Print the listing in its entirety and exactly, leaving out images.

[start of Supplied records]

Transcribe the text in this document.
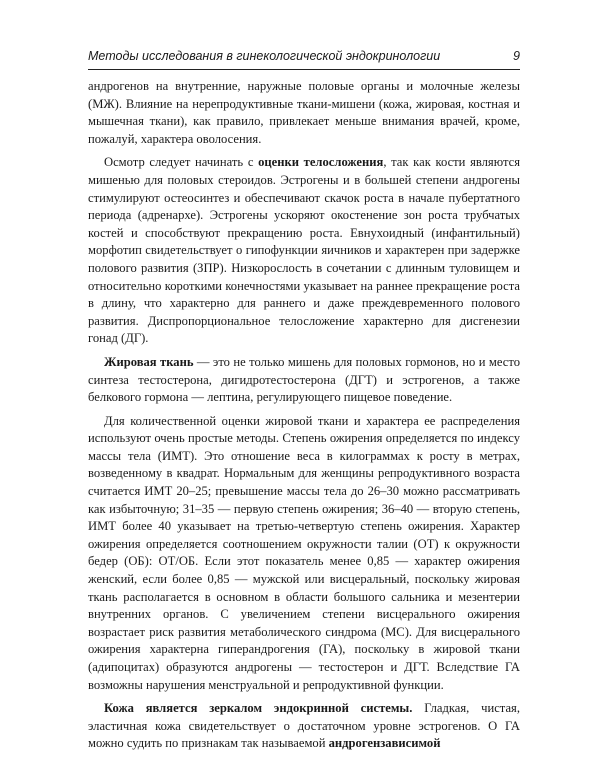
Методы исследования в гинекологической эндокринологии	9

андрогенов на внутренние, наружные половые органы и молочные железы (МЖ). Влияние на нерепродуктивные ткани-мишени (кожа, жировая, костная и мышечная ткани), как правило, привлекает меньше внимания врачей, кроме, пожалуй, характера оволосения.

Осмотр следует начинать с оценки телосложения, так как кости являются мишенью для половых стероидов. Эстрогены и в большей степени андрогены стимулируют остеосинтез и обеспечивают скачок роста в начале пубертатного периода (адренархе). Эстрогены ускоряют окостенение зон роста трубчатых костей и способствуют прекращению роста. Евнухоидный (инфантильный) морфотип свидетельствует о гипофункции яичников и характерен при задержке полового развития (ЗПР). Низкорослость в сочетании с длинным туловищем и относительно короткими конечностями указывает на раннее прекращение роста в длину, что характерно для раннего и даже преждевременного полового развития. Диспропорциональное телосложение характерно для дисгенезии гонад (ДГ).

Жировая ткань — это не только мишень для половых гормонов, но и место синтеза тестостерона, дигидротестостерона (ДГТ) и эстрогенов, а также белкового гормона — лептина, регулирующего пищевое поведение.

Для количественной оценки жировой ткани и характера ее распределения используют очень простые методы. Степень ожирения определяется по индексу массы тела (ИМТ). Это отношение веса в килограммах к росту в метрах, возведенному в квадрат. Нормальным для женщины репродуктивного возраста считается ИМТ 20–25; превышение массы тела до 26–30 можно рассматривать как избыточную; 31–35 — первую степень ожирения; 36–40 — вторую степень, ИМТ более 40 указывает на третью-четвертую степень ожирения. Характер ожирения определяется соотношением окружности талии (ОТ) к окружности бедер (ОБ): ОТ/ОБ. Если этот показатель менее 0,85 — характер ожирения женский, если более 0,85 — мужской или висцеральный, поскольку жировая ткань располагается в основном в области большого сальника и мезентерии внутренних органов. С увеличением степени висцерального ожирения возрастает риск развития метаболического синдрома (МС). Для висцерального ожирения характерна гиперандрогения (ГА), поскольку в жировой ткани (адипоцитах) образуются андрогены — тестостерон и ДГТ. Вследствие ГА возможны нарушения менструальной и репродуктивной функции.

Кожа является зеркалом эндокринной системы. Гладкая, чистая, эластичная кожа свидетельствует о достаточном уровне эстрогенов. О ГА можно судить по признакам так называемой андрогензависимой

[end of Supplied records]

Output below:
Transcribe the text in this document.
Методы исследования в гинекологической эндокринологии	9

андрогенов на внутренние, наружные половые органы и молочные железы (МЖ). Влияние на нерепродуктивные ткани-мишени (кожа, жировая, костная и мышечная ткани), как правило, привлекает меньше внимания врачей, кроме, пожалуй, характера оволосения.

Осмотр следует начинать с оценки телосложения, так как кости являются мишенью для половых стероидов. Эстрогены и в большей степени андрогены стимулируют остеосинтез и обеспечивают скачок роста в начале пубертатного периода (адренархе). Эстрогены ускоряют окостенение зон роста трубчатых костей и способствуют прекращению роста. Евнухоидный (инфантильный) морфотип свидетельствует о гипофункции яичников и характерен при задержке полового развития (ЗПР). Низкорослость в сочетании с длинным туловищем и относительно короткими конечностями указывает на раннее прекращение роста в длину, что характерно для раннего и даже преждевременного полового развития. Диспропорциональное телосложение характерно для дисгенезии гонад (ДГ).

Жировая ткань — это не только мишень для половых гормонов, но и место синтеза тестостерона, дигидротестостерона (ДГТ) и эстрогенов, а также белкового гормона — лептина, регулирующего пищевое поведение.

Для количественной оценки жировой ткани и характера ее распределения используют очень простые методы. Степень ожирения определяется по индексу массы тела (ИМТ). Это отношение веса в килограммах к росту в метрах, возведенному в квадрат. Нормальным для женщины репродуктивного возраста считается ИМТ 20–25; превышение массы тела до 26–30 можно рассматривать как избыточную; 31–35 — первую степень ожирения; 36–40 — вторую степень, ИМТ более 40 указывает на третью-четвертую степень ожирения. Характер ожирения определяется соотношением окружности талии (ОТ) к окружности бедер (ОБ): ОТ/ОБ. Если этот показатель менее 0,85 — характер ожирения женский, если более 0,85 — мужской или висцеральный, поскольку жировая ткань располагается в основном в области большого сальника и мезентерии внутренних органов. С увеличением степени висцерального ожирения возрастает риск развития метаболического синдрома (МС). Для висцерального ожирения характерна гиперандрогения (ГА), поскольку в жировой ткани (адипоцитах) образуются андрогены — тестостерон и ДГТ. Вследствие ГА возможны нарушения менструальной и репродуктивной функции.

Кожа является зеркалом эндокринной системы. Гладкая, чистая, эластичная кожа свидетельствует о достаточном уровне эстрогенов. О ГА можно судить по признакам так называемой андрогензависимой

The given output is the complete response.